Rows from a dataset:
####################
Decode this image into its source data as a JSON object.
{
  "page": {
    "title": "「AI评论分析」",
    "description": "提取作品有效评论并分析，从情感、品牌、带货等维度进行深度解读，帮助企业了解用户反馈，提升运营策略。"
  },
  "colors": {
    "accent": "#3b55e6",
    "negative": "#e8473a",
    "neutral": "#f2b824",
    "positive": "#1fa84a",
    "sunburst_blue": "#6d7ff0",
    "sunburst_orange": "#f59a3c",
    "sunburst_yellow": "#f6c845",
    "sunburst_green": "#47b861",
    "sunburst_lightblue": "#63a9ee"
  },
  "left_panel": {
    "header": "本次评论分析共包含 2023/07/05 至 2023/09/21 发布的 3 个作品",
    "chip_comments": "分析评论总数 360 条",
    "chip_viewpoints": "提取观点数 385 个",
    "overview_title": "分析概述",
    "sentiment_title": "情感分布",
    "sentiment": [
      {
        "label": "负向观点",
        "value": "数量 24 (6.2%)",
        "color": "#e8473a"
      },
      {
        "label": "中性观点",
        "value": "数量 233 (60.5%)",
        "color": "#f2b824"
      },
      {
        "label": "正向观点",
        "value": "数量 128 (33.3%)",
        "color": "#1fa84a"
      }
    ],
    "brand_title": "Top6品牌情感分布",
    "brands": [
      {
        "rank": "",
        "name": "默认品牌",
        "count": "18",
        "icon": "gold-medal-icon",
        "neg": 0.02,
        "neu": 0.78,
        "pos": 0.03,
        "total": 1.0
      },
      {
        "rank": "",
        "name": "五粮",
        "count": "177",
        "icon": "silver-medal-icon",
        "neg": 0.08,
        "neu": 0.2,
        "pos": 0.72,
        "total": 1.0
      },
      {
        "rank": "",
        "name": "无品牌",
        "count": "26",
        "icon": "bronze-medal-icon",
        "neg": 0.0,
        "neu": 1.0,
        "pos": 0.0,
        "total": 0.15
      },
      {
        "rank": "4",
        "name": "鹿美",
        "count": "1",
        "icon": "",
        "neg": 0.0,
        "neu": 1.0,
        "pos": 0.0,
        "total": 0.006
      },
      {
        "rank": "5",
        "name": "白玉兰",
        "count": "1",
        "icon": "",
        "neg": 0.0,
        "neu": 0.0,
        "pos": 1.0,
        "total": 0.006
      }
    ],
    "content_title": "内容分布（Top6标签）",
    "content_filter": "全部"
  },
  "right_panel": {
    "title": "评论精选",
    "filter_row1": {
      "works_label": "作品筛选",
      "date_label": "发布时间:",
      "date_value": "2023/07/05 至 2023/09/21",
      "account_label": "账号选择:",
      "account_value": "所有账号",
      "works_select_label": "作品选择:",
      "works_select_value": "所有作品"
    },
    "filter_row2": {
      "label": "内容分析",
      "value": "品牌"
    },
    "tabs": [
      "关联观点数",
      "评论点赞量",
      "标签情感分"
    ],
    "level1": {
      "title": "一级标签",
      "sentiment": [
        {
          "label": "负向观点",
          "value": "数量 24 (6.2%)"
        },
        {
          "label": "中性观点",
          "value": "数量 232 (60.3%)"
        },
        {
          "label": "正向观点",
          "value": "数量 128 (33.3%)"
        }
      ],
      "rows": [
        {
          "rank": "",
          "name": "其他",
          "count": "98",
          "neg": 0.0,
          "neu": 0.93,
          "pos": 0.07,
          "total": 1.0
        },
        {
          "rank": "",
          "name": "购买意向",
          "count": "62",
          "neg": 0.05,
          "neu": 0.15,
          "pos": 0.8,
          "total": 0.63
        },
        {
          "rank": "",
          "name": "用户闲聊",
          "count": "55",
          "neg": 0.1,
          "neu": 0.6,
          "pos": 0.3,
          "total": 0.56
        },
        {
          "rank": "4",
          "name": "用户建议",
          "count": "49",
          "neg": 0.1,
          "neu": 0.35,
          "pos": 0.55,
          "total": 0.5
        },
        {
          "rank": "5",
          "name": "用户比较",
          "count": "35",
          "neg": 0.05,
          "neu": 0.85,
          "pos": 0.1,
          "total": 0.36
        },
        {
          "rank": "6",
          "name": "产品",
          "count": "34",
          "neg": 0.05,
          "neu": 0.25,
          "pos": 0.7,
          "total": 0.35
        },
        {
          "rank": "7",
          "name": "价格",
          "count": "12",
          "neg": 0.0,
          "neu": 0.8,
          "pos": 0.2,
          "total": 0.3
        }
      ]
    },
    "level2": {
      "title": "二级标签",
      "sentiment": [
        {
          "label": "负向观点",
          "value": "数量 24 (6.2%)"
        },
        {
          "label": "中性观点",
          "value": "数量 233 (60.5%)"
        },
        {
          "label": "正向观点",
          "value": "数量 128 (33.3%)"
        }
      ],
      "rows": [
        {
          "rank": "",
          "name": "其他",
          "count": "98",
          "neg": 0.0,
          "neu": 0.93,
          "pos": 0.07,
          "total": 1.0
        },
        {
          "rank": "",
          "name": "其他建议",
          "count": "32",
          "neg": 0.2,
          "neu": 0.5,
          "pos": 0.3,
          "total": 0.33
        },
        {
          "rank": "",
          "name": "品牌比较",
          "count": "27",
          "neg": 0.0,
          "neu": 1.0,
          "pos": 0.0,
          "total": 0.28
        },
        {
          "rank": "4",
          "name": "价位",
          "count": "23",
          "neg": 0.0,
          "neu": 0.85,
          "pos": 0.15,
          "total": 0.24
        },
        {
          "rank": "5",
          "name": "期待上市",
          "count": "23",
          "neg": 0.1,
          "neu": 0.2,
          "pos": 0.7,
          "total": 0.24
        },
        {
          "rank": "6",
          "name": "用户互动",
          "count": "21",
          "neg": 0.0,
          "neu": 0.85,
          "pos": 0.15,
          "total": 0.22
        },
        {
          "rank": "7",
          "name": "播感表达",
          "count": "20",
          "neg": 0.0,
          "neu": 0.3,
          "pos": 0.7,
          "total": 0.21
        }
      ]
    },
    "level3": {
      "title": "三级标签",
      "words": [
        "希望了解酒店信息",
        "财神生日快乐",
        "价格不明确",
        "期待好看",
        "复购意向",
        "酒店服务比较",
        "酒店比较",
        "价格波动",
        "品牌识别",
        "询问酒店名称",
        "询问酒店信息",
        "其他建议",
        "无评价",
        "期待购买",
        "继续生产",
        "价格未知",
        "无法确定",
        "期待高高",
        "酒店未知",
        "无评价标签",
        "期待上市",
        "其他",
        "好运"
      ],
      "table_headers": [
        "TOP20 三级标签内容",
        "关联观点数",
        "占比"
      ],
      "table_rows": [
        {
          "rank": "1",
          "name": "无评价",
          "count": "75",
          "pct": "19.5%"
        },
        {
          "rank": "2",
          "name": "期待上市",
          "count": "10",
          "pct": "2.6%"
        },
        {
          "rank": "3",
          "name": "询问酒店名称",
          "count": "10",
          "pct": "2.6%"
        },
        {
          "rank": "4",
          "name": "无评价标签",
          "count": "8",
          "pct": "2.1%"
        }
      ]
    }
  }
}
####################
**EXERCISE INSTRUCTIONS**
Write out the whole listing again. Match it word for word.

**TASK RESULT**
Decode this image into its source data as a JSON object.
{
  "page": {
    "title": "「AI评论分析」",
    "description": "提取作品有效评论并分析，从情感、品牌、带货等维度进行深度解读，帮助企业了解用户反馈，提升运营策略。"
  },
  "colors": {
    "accent": "#3b55e6",
    "negative": "#e8473a",
    "neutral": "#f2b824",
    "positive": "#1fa84a",
    "sunburst_blue": "#6d7ff0",
    "sunburst_orange": "#f59a3c",
    "sunburst_yellow": "#f6c845",
    "sunburst_green": "#47b861",
    "sunburst_lightblue": "#63a9ee"
  },
  "left_panel": {
    "header": "本次评论分析共包含 2023/07/05 至 2023/09/21 发布的 3 个作品",
    "chip_comments": "分析评论总数 360 条",
    "chip_viewpoints": "提取观点数 385 个",
    "overview_title": "分析概述",
    "sentiment_title": "情感分布",
    "sentiment": [
      {
        "label": "负向观点",
        "value": "数量 24 (6.2%)",
        "color": "#e8473a"
      },
      {
        "label": "中性观点",
        "value": "数量 233 (60.5%)",
        "color": "#f2b824"
      },
      {
        "label": "正向观点",
        "value": "数量 128 (33.3%)",
        "color": "#1fa84a"
      }
    ],
    "brand_title": "Top6品牌情感分布",
    "brands": [
      {
        "rank": "",
        "name": "默认品牌",
        "count": "18",
        "icon": "gold-medal-icon",
        "neg": 0.02,
        "neu": 0.78,
        "pos": 0.03,
        "total": 1.0
      },
      {
        "rank": "",
        "name": "五粮",
        "count": "177",
        "icon": "silver-medal-icon",
        "neg": 0.08,
        "neu": 0.2,
        "pos": 0.72,
        "total": 1.0
      },
      {
        "rank": "",
        "name": "无品牌",
        "count": "26",
        "icon": "bronze-medal-icon",
        "neg": 0.0,
        "neu": 1.0,
        "pos": 0.0,
        "total": 0.15
      },
      {
        "rank": "4",
        "name": "鹿美",
        "count": "1",
        "icon": "",
        "neg": 0.0,
        "neu": 1.0,
        "pos": 0.0,
        "total": 0.006
      },
      {
        "rank": "5",
        "name": "白玉兰",
        "count": "1",
        "icon": "",
        "neg": 0.0,
        "neu": 0.0,
        "pos": 1.0,
        "total": 0.006
      }
    ],
    "content_title": "内容分布（Top6标签）",
    "content_filter": "全部"
  },
  "right_panel": {
    "title": "评论精选",
    "filter_row1": {
      "works_label": "作品筛选",
      "date_label": "发布时间:",
      "date_value": "2023/07/05 至 2023/09/21",
      "account_label": "账号选择:",
      "account_value": "所有账号",
      "works_select_label": "作品选择:",
      "works_select_value": "所有作品"
    },
    "filter_row2": {
      "label": "内容分析",
      "value": "品牌"
    },
    "tabs": [
      "关联观点数",
      "评论点赞量",
      "标签情感分"
    ],
    "level1": {
      "title": "一级标签",
      "sentiment": [
        {
          "label": "负向观点",
          "value": "数量 24 (6.2%)"
        },
        {
          "label": "中性观点",
          "value": "数量 232 (60.3%)"
        },
        {
          "label": "正向观点",
          "value": "数量 128 (33.3%)"
        }
      ],
      "rows": [
        {
          "rank": "",
          "name": "其他",
          "count": "98",
          "neg": 0.0,
          "neu": 0.93,
          "pos": 0.07,
          "total": 1.0
        },
        {
          "rank": "",
          "name": "购买意向",
          "count": "62",
          "neg": 0.05,
          "neu": 0.15,
          "pos": 0.8,
          "total": 0.63
        },
        {
          "rank": "",
          "name": "用户闲聊",
          "count": "55",
          "neg": 0.1,
          "neu": 0.6,
          "pos": 0.3,
          "total": 0.56
        },
        {
          "rank": "4",
          "name": "用户建议",
          "count": "49",
          "neg": 0.1,
          "neu": 0.35,
          "pos": 0.55,
          "total": 0.5
        },
        {
          "rank": "5",
          "name": "用户比较",
          "count": "35",
          "neg": 0.05,
          "neu": 0.85,
          "pos": 0.1,
          "total": 0.36
        },
        {
          "rank": "6",
          "name": "产品",
          "count": "34",
          "neg": 0.05,
          "neu": 0.25,
          "pos": 0.7,
          "total": 0.35
        },
        {
          "rank": "7",
          "name": "价格",
          "count": "12",
          "neg": 0.0,
          "neu": 0.8,
          "pos": 0.2,
          "total": 0.3
        }
      ]
    },
    "level2": {
      "title": "二级标签",
      "sentiment": [
        {
          "label": "负向观点",
          "value": "数量 24 (6.2%)"
        },
        {
          "label": "中性观点",
          "value": "数量 233 (60.5%)"
        },
        {
          "label": "正向观点",
          "value": "数量 128 (33.3%)"
        }
      ],
      "rows": [
        {
          "rank": "",
          "name": "其他",
          "count": "98",
          "neg": 0.0,
          "neu": 0.93,
          "pos": 0.07,
          "total": 1.0
        },
        {
          "rank": "",
          "name": "其他建议",
          "count": "32",
          "neg": 0.2,
          "neu": 0.5,
          "pos": 0.3,
          "total": 0.33
        },
        {
          "rank": "",
          "name": "品牌比较",
          "count": "27",
          "neg": 0.0,
          "neu": 1.0,
          "pos": 0.0,
          "total": 0.28
        },
        {
          "rank": "4",
          "name": "价位",
          "count": "23",
          "neg": 0.0,
          "neu": 0.85,
          "pos": 0.15,
          "total": 0.24
        },
        {
          "rank": "5",
          "name": "期待上市",
          "count": "23",
          "neg": 0.1,
          "neu": 0.2,
          "pos": 0.7,
          "total": 0.24
        },
        {
          "rank": "6",
          "name": "用户互动",
          "count": "21",
          "neg": 0.0,
          "neu": 0.85,
          "pos": 0.15,
          "total": 0.22
        },
        {
          "rank": "7",
          "name": "播感表达",
          "count": "20",
          "neg": 0.0,
          "neu": 0.3,
          "pos": 0.7,
          "total": 0.21
        }
      ]
    },
    "level3": {
      "title": "三级标签",
      "words": [
        "希望了解酒店信息",
        "财神生日快乐",
        "价格不明确",
        "期待好看",
        "复购意向",
        "酒店服务比较",
        "酒店比较",
        "价格波动",
        "品牌识别",
        "询问酒店名称",
        "询问酒店信息",
        "其他建议",
        "无评价",
        "期待购买",
        "继续生产",
        "价格未知",
        "无法确定",
        "期待高高",
        "酒店未知",
        "无评价标签",
        "期待上市",
        "其他",
        "好运"
      ],
      "table_headers": [
        "TOP20 三级标签内容",
        "关联观点数",
        "占比"
      ],
      "table_rows": [
        {
          "rank": "1",
          "name": "无评价",
          "count": "75",
          "pct": "19.5%"
        },
        {
          "rank": "2",
          "name": "期待上市",
          "count": "10",
          "pct": "2.6%"
        },
        {
          "rank": "3",
          "name": "询问酒店名称",
          "count": "10",
          "pct": "2.6%"
        },
        {
          "rank": "4",
          "name": "无评价标签",
          "count": "8",
          "pct": "2.1%"
        }
      ]
    }
  }
}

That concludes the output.